◆ **REQUIRED TASK**:
Work out how many lines of the data hold the string "volume", and reply with that number alone.

[START TASK INPUTS]

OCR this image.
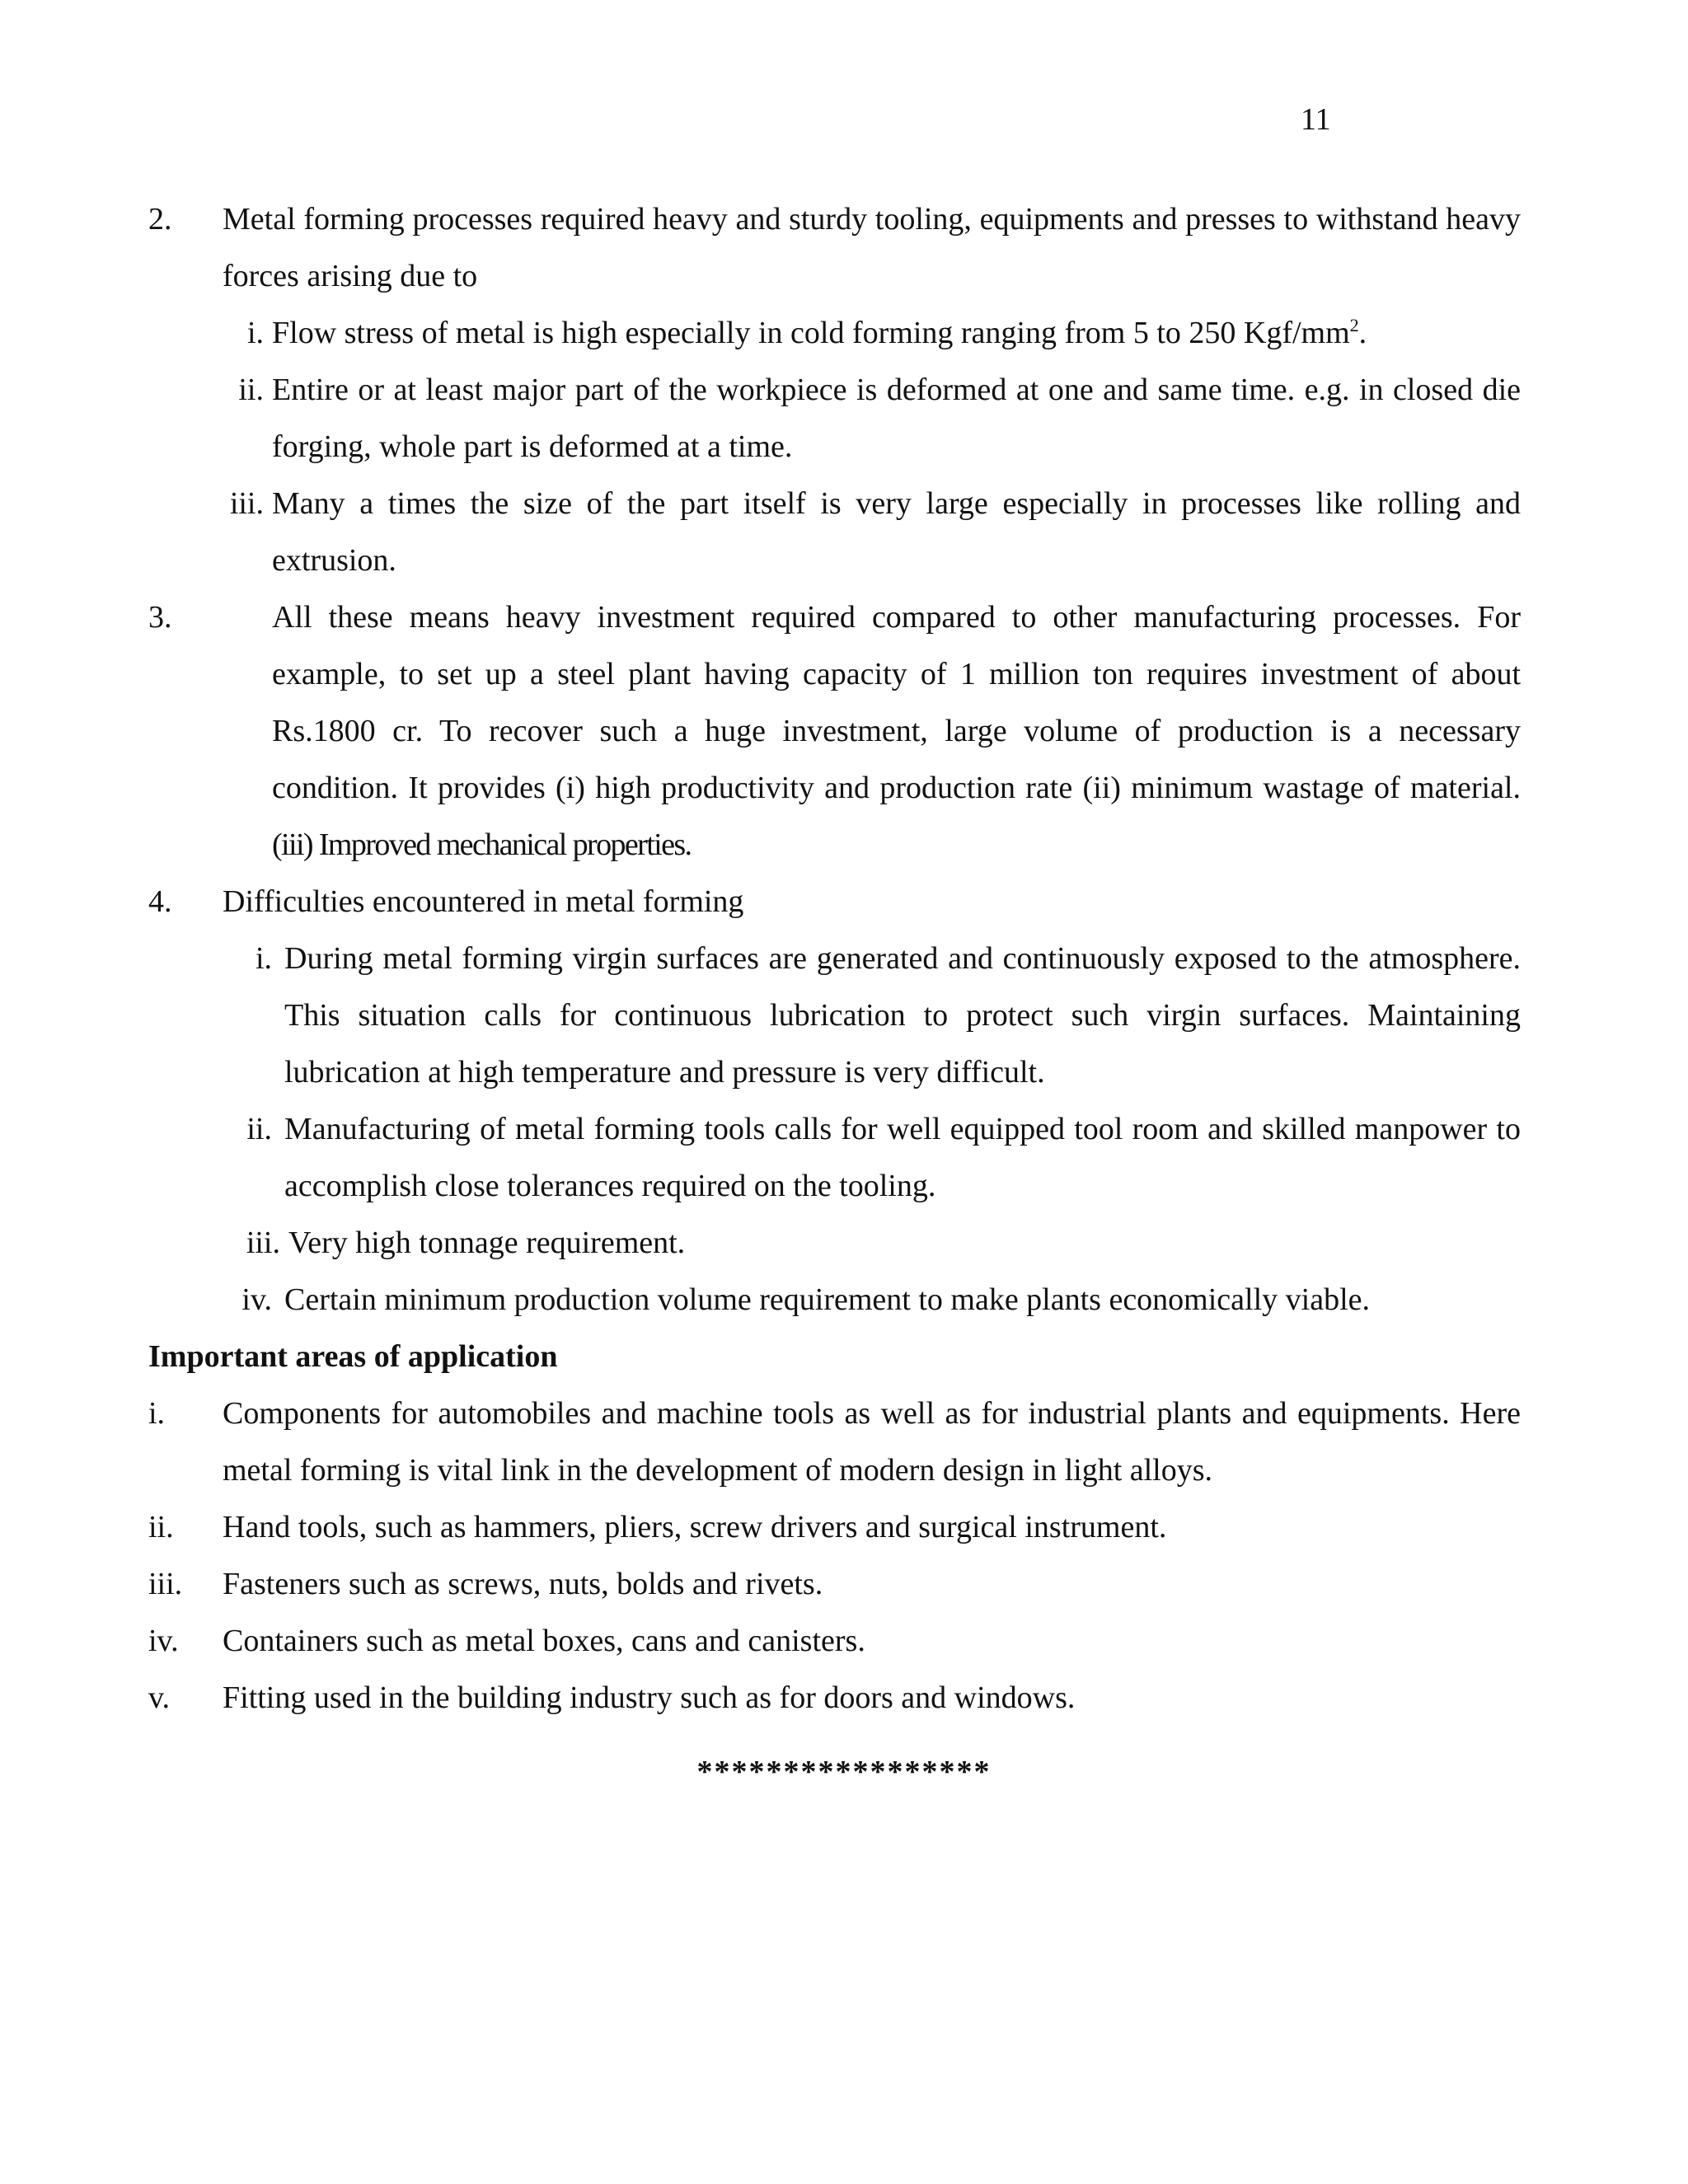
11

2. Metal forming processes required heavy and sturdy tooling, equipments and presses to withstand heavy forces arising due to

i. Flow stress of metal is high especially in cold forming ranging from 5 to 250 Kgf/$mm^2$.

ii. Entire or at least major part of the workpiece is deformed at one and same time. e.g. in closed die forging, whole part is deformed at a time.

iii. Many a times the size of the part itself is very large especially in processes like rolling and extrusion.

3.	All these means heavy investment required compared to other manufacturing processes. For example, to set up a steel plant having capacity of 1 million ton requires investment of about Rs.1800 cr. To recover such a huge investment, large volume of production is a necessary condition. It provides (i) high productivity and production rate (ii) minimum wastage of material. (iii) Improved mechanical properties.

4. Difficulties encountered in metal forming

i. During metal forming virgin surfaces are generated and continuously exposed to the atmosphere. This situation calls for continuous lubrication to protect such virgin surfaces. Maintaining lubrication at high temperature and pressure is very difficult.

ii. Manufacturing of metal forming tools calls for well equipped tool room and skilled manpower to accomplish close tolerances required on the tooling.

iii. Very high tonnage requirement.

iv. Certain minimum production volume requirement to make plants economically viable.

Important areas of application

i. Components for automobiles and machine tools as well as for industrial plants and equipments. Here metal forming is vital link in the development of modern design in light alloys.

ii. Hand tools, such as hammers, pliers, screw drivers and surgical instrument.

iii. Fasteners such as screws, nuts, bolds and rivets.

iv. Containers such as metal boxes, cans and canisters.

v. Fitting used in the building industry such as for doors and windows.

*****************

[END TASK INPUTS]

◆ **COMPLETED TASK**:
2